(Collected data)
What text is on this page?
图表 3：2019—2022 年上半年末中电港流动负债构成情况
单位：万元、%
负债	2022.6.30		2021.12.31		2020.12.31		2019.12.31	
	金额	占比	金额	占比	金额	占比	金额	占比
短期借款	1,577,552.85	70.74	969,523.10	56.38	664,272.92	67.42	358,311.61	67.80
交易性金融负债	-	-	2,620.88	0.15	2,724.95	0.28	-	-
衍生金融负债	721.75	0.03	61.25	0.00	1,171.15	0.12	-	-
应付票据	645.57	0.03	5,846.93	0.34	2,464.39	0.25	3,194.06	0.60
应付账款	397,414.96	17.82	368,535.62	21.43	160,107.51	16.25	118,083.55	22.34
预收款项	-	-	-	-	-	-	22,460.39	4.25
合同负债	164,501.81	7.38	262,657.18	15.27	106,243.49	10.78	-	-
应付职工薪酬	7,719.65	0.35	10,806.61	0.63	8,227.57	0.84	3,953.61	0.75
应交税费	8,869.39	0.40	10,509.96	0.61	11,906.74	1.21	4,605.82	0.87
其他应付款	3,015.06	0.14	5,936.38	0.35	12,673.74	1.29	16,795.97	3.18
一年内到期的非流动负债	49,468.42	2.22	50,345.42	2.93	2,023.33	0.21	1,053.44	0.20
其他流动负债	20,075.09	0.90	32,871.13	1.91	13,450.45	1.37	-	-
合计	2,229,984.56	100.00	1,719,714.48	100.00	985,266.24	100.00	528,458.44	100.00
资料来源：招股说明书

GIVEN TASK: Copy all of the data. Keep every word exactly as it is.

ANSWER IN FULL:
What text is on this page?
图表 3：2019—2022 年上半年末中电港流动负债构成情况
单位：万元、%
负债	2022.6.30		2021.12.31		2020.12.31		2019.12.31	
	金额	占比	金额	占比	金额	占比	金额	占比
短期借款	1,577,552.85	70.74	969,523.10	56.38	664,272.92	67.42	358,311.61	67.80
交易性金融负债	-	-	2,620.88	0.15	2,724.95	0.28	-	-
衍生金融负债	721.75	0.03	61.25	0.00	1,171.15	0.12	-	-
应付票据	645.57	0.03	5,846.93	0.34	2,464.39	0.25	3,194.06	0.60
应付账款	397,414.96	17.82	368,535.62	21.43	160,107.51	16.25	118,083.55	22.34
预收款项	-	-	-	-	-	-	22,460.39	4.25
合同负债	164,501.81	7.38	262,657.18	15.27	106,243.49	10.78	-	-
应付职工薪酬	7,719.65	0.35	10,806.61	0.63	8,227.57	0.84	3,953.61	0.75
应交税费	8,869.39	0.40	10,509.96	0.61	11,906.74	1.21	4,605.82	0.87
其他应付款	3,015.06	0.14	5,936.38	0.35	12,673.74	1.29	16,795.97	3.18
一年内到期的非流动负债	49,468.42	2.22	50,345.42	2.93	2,023.33	0.21	1,053.44	0.20
其他流动负债	20,075.09	0.90	32,871.13	1.91	13,450.45	1.37	-	-
合计	2,229,984.56	100.00	1,719,714.48	100.00	985,266.24	100.00	528,458.44	100.00
资料来源：招股说明书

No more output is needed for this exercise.